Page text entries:

================================

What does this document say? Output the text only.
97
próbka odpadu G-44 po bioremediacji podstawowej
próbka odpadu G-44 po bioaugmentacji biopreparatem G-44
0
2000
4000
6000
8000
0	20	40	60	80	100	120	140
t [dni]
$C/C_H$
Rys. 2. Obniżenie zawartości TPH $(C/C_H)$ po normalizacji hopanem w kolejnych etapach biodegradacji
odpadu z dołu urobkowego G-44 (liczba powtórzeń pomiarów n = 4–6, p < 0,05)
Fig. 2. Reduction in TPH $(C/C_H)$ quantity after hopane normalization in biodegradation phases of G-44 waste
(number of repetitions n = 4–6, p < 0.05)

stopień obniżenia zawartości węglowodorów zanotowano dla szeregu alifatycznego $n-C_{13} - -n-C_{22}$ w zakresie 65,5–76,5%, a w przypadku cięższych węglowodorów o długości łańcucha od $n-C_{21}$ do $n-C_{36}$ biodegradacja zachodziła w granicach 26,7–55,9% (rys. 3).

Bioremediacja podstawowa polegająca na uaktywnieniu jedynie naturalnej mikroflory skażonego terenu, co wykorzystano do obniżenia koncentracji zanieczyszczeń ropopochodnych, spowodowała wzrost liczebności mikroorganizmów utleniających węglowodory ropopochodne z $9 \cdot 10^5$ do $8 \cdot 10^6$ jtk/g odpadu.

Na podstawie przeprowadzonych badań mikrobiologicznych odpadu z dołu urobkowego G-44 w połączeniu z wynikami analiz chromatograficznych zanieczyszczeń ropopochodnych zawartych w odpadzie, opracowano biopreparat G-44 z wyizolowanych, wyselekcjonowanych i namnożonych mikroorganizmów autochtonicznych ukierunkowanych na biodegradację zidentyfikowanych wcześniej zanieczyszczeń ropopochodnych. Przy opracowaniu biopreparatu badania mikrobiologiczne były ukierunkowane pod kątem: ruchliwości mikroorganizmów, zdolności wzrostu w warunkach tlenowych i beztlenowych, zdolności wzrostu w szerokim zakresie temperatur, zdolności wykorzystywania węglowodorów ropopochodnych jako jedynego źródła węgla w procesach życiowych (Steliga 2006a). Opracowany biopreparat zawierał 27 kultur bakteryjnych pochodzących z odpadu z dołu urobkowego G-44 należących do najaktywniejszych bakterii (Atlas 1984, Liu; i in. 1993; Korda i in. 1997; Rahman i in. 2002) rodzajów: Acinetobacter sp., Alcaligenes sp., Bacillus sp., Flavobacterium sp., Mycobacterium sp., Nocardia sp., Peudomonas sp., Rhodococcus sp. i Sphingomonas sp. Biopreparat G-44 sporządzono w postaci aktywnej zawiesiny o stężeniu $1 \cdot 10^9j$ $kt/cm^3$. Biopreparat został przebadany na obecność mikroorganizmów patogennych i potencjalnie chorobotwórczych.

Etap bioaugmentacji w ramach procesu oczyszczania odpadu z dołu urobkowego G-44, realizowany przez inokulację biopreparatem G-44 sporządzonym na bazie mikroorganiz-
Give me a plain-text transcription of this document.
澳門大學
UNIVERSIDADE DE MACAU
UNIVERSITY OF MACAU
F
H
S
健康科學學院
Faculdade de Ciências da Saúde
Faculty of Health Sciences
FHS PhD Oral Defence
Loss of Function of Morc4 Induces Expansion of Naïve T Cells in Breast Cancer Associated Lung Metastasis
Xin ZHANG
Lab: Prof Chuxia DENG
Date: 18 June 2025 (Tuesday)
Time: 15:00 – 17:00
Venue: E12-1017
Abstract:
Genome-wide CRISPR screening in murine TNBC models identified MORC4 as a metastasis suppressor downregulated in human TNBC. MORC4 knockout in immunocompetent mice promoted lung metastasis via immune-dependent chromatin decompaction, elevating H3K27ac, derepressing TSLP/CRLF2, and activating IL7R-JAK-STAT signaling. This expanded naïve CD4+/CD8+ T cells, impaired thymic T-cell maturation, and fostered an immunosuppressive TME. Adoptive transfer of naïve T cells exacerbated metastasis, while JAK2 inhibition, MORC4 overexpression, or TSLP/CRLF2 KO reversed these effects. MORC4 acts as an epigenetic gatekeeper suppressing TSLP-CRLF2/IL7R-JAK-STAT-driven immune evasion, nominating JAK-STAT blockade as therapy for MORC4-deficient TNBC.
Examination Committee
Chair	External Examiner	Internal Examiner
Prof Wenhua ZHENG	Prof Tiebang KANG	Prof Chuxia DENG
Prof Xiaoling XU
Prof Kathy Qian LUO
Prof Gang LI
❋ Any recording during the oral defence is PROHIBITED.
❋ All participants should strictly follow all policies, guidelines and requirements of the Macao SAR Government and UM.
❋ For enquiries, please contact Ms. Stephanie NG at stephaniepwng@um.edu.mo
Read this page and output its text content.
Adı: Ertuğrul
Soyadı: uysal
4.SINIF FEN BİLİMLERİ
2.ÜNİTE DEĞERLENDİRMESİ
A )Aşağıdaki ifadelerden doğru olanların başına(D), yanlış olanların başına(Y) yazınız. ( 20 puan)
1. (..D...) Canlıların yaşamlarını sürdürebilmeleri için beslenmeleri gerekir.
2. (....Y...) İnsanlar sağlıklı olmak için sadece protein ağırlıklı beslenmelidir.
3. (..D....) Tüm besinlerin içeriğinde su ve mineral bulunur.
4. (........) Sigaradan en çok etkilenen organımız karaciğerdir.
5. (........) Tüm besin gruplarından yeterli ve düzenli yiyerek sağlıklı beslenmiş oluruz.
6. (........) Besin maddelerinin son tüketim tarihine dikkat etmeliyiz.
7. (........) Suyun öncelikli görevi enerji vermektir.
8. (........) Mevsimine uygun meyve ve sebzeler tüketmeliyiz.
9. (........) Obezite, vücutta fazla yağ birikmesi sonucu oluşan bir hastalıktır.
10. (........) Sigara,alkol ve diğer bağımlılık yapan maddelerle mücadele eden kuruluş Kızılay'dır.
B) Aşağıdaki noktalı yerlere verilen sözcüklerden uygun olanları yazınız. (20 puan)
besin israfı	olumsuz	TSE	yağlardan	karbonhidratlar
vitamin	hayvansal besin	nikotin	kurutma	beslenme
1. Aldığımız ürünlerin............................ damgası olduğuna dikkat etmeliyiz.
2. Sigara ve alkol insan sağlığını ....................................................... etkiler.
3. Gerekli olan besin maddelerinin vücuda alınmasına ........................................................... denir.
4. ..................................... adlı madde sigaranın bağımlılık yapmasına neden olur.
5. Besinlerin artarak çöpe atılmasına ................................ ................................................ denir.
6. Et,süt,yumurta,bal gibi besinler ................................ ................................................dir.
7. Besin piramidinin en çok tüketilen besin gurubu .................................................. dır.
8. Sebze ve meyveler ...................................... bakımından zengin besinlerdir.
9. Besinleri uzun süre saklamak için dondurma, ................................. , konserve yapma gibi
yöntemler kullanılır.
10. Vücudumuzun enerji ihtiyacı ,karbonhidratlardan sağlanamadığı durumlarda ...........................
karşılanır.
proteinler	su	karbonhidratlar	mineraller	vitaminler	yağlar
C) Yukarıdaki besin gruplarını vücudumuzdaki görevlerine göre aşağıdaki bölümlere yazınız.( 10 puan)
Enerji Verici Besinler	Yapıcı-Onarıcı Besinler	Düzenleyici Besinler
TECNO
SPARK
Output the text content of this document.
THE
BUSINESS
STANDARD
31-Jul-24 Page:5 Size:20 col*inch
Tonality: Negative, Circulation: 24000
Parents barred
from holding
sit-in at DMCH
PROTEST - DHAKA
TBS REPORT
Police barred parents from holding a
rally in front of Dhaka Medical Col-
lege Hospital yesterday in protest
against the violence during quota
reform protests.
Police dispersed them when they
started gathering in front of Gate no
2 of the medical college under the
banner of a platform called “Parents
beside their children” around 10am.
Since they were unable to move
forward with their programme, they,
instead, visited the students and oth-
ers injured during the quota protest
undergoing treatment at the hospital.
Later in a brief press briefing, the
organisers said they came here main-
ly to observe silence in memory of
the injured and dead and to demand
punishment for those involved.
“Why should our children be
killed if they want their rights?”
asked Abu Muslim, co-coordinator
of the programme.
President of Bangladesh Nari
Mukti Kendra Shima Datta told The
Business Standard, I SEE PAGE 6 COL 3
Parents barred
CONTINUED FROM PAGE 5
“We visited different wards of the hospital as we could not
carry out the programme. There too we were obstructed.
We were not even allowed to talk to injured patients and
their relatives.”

================================

Gather all lines with the string "için" from the data.

1. (..D...) Canlıların yaşamlarını sürdürebilmeleri için beslenmeleri gerekir.
2. (....Y...) İnsanlar sağlıklı olmak için sadece protein ağırlıklı beslenmelidir.
9. Besinleri uzun süre saklamak için dondurma, ................................. , konserve yapma gibi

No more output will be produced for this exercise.